What to do ▸ Every line of the listing must be reproduced as it stands. Leave the images behind.
[Start of Task input]
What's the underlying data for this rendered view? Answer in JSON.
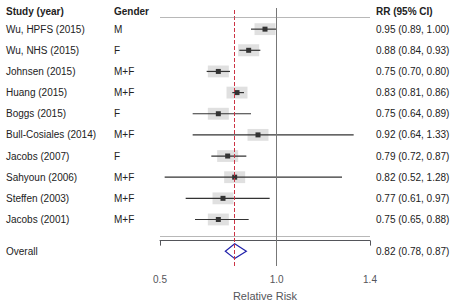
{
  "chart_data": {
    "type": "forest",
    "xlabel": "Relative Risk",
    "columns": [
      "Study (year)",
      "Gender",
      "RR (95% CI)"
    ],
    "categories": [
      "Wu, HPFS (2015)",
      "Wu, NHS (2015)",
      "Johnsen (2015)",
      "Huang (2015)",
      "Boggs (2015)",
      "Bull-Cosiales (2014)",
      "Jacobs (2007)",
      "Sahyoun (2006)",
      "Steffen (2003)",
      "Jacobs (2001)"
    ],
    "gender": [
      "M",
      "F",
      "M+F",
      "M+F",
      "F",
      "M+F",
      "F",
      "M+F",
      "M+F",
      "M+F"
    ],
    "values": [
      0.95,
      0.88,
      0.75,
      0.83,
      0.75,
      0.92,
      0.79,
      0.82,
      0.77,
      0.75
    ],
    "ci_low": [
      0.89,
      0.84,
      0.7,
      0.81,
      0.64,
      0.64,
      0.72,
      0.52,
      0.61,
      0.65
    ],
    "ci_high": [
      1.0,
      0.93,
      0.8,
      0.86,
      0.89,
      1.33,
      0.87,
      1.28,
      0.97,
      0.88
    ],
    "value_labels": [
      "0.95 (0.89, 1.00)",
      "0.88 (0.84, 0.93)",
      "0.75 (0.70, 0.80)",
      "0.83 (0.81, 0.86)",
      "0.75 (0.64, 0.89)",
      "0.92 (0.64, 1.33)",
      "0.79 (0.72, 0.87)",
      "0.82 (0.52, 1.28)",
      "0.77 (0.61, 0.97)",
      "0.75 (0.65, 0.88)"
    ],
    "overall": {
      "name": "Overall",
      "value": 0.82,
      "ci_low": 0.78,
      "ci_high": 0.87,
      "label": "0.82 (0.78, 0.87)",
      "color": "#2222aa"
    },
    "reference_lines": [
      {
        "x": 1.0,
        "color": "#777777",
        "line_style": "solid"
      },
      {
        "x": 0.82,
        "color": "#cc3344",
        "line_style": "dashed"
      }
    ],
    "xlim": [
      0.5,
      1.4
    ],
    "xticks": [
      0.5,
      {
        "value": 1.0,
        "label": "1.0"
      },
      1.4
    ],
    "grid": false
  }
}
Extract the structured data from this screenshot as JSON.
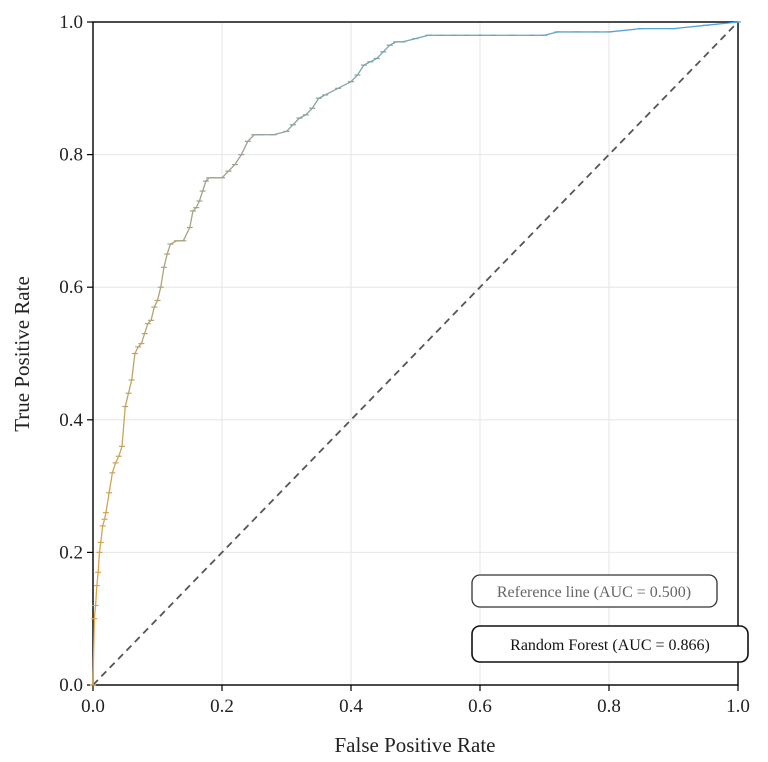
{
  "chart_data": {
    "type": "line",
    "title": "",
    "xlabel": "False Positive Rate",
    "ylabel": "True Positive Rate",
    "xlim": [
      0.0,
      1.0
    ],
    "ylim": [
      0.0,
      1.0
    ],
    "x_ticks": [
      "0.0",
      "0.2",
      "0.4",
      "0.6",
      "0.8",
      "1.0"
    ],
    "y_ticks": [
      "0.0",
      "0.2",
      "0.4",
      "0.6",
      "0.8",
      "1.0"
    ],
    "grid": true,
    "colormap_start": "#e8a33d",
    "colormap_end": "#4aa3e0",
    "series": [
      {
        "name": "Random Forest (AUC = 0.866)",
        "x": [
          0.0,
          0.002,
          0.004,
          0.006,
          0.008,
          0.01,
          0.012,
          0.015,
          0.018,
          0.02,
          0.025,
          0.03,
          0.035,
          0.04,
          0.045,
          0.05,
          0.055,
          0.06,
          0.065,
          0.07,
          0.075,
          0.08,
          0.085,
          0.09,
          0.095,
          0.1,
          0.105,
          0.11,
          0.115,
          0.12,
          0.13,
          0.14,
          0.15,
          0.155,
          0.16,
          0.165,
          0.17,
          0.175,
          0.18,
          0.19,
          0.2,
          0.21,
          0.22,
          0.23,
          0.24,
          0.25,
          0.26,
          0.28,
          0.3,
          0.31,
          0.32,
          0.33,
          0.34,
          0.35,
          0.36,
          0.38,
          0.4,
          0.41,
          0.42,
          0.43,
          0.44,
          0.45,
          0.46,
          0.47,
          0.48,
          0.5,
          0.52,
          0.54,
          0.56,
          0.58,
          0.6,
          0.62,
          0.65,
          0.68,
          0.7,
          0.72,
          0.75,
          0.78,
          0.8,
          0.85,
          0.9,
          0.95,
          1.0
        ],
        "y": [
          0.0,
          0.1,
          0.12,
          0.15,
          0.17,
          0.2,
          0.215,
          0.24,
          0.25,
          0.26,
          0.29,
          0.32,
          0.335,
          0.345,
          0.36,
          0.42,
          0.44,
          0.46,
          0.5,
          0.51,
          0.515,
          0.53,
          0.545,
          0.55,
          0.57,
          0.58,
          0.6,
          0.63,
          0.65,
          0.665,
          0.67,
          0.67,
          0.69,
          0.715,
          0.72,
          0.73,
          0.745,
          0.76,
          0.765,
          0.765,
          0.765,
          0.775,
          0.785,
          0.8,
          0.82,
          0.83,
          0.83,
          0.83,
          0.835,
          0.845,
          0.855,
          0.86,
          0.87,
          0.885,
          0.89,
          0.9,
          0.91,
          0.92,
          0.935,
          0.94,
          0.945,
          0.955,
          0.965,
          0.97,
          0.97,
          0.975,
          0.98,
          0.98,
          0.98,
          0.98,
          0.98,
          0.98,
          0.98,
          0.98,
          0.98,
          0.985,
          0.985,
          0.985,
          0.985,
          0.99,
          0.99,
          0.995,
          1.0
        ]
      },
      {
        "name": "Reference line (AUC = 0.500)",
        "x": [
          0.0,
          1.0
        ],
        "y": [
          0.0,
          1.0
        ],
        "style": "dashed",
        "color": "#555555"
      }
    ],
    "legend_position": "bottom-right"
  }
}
[End of Task input]
Output of the exercise ▸
What's the underlying data for this rendered view? Answer in JSON.
{
  "chart_data": {
    "type": "forest",
    "xlabel": "Relative Risk",
    "columns": [
      "Study (year)",
      "Gender",
      "RR (95% CI)"
    ],
    "categories": [
      "Wu, HPFS (2015)",
      "Wu, NHS (2015)",
      "Johnsen (2015)",
      "Huang (2015)",
      "Boggs (2015)",
      "Bull-Cosiales (2014)",
      "Jacobs (2007)",
      "Sahyoun (2006)",
      "Steffen (2003)",
      "Jacobs (2001)"
    ],
    "gender": [
      "M",
      "F",
      "M+F",
      "M+F",
      "F",
      "M+F",
      "F",
      "M+F",
      "M+F",
      "M+F"
    ],
    "values": [
      0.95,
      0.88,
      0.75,
      0.83,
      0.75,
      0.92,
      0.79,
      0.82,
      0.77,
      0.75
    ],
    "ci_low": [
      0.89,
      0.84,
      0.7,
      0.81,
      0.64,
      0.64,
      0.72,
      0.52,
      0.61,
      0.65
    ],
    "ci_high": [
      1.0,
      0.93,
      0.8,
      0.86,
      0.89,
      1.33,
      0.87,
      1.28,
      0.97,
      0.88
    ],
    "value_labels": [
      "0.95 (0.89, 1.00)",
      "0.88 (0.84, 0.93)",
      "0.75 (0.70, 0.80)",
      "0.83 (0.81, 0.86)",
      "0.75 (0.64, 0.89)",
      "0.92 (0.64, 1.33)",
      "0.79 (0.72, 0.87)",
      "0.82 (0.52, 1.28)",
      "0.77 (0.61, 0.97)",
      "0.75 (0.65, 0.88)"
    ],
    "overall": {
      "name": "Overall",
      "value": 0.82,
      "ci_low": 0.78,
      "ci_high": 0.87,
      "label": "0.82 (0.78, 0.87)",
      "color": "#2222aa"
    },
    "reference_lines": [
      {
        "x": 1.0,
        "color": "#777777",
        "line_style": "solid"
      },
      {
        "x": 0.82,
        "color": "#cc3344",
        "line_style": "dashed"
      }
    ],
    "xlim": [
      0.5,
      1.4
    ],
    "xticks": [
      0.5,
      {
        "value": 1.0,
        "label": "1.0"
      },
      1.4
    ],
    "grid": false
  }
}
Extract the structured data from this screenshot as JSON.
{
  "chart_data": {
    "type": "line",
    "title": "",
    "xlabel": "False Positive Rate",
    "ylabel": "True Positive Rate",
    "xlim": [
      0.0,
      1.0
    ],
    "ylim": [
      0.0,
      1.0
    ],
    "x_ticks": [
      "0.0",
      "0.2",
      "0.4",
      "0.6",
      "0.8",
      "1.0"
    ],
    "y_ticks": [
      "0.0",
      "0.2",
      "0.4",
      "0.6",
      "0.8",
      "1.0"
    ],
    "grid": true,
    "colormap_start": "#e8a33d",
    "colormap_end": "#4aa3e0",
    "series": [
      {
        "name": "Random Forest (AUC = 0.866)",
        "x": [
          0.0,
          0.002,
          0.004,
          0.006,
          0.008,
          0.01,
          0.012,
          0.015,
          0.018,
          0.02,
          0.025,
          0.03,
          0.035,
          0.04,
          0.045,
          0.05,
          0.055,
          0.06,
          0.065,
          0.07,
          0.075,
          0.08,
          0.085,
          0.09,
          0.095,
          0.1,
          0.105,
          0.11,
          0.115,
          0.12,
          0.13,
          0.14,
          0.15,
          0.155,
          0.16,
          0.165,
          0.17,
          0.175,
          0.18,
          0.19,
          0.2,
          0.21,
          0.22,
          0.23,
          0.24,
          0.25,
          0.26,
          0.28,
          0.3,
          0.31,
          0.32,
          0.33,
          0.34,
          0.35,
          0.36,
          0.38,
          0.4,
          0.41,
          0.42,
          0.43,
          0.44,
          0.45,
          0.46,
          0.47,
          0.48,
          0.5,
          0.52,
          0.54,
          0.56,
          0.58,
          0.6,
          0.62,
          0.65,
          0.68,
          0.7,
          0.72,
          0.75,
          0.78,
          0.8,
          0.85,
          0.9,
          0.95,
          1.0
        ],
        "y": [
          0.0,
          0.1,
          0.12,
          0.15,
          0.17,
          0.2,
          0.215,
          0.24,
          0.25,
          0.26,
          0.29,
          0.32,
          0.335,
          0.345,
          0.36,
          0.42,
          0.44,
          0.46,
          0.5,
          0.51,
          0.515,
          0.53,
          0.545,
          0.55,
          0.57,
          0.58,
          0.6,
          0.63,
          0.65,
          0.665,
          0.67,
          0.67,
          0.69,
          0.715,
          0.72,
          0.73,
          0.745,
          0.76,
          0.765,
          0.765,
          0.765,
          0.775,
          0.785,
          0.8,
          0.82,
          0.83,
          0.83,
          0.83,
          0.835,
          0.845,
          0.855,
          0.86,
          0.87,
          0.885,
          0.89,
          0.9,
          0.91,
          0.92,
          0.935,
          0.94,
          0.945,
          0.955,
          0.965,
          0.97,
          0.97,
          0.975,
          0.98,
          0.98,
          0.98,
          0.98,
          0.98,
          0.98,
          0.98,
          0.98,
          0.98,
          0.985,
          0.985,
          0.985,
          0.985,
          0.99,
          0.99,
          0.995,
          1.0
        ]
      },
      {
        "name": "Reference line (AUC = 0.500)",
        "x": [
          0.0,
          1.0
        ],
        "y": [
          0.0,
          1.0
        ],
        "style": "dashed",
        "color": "#555555"
      }
    ],
    "legend_position": "bottom-right"
  }
}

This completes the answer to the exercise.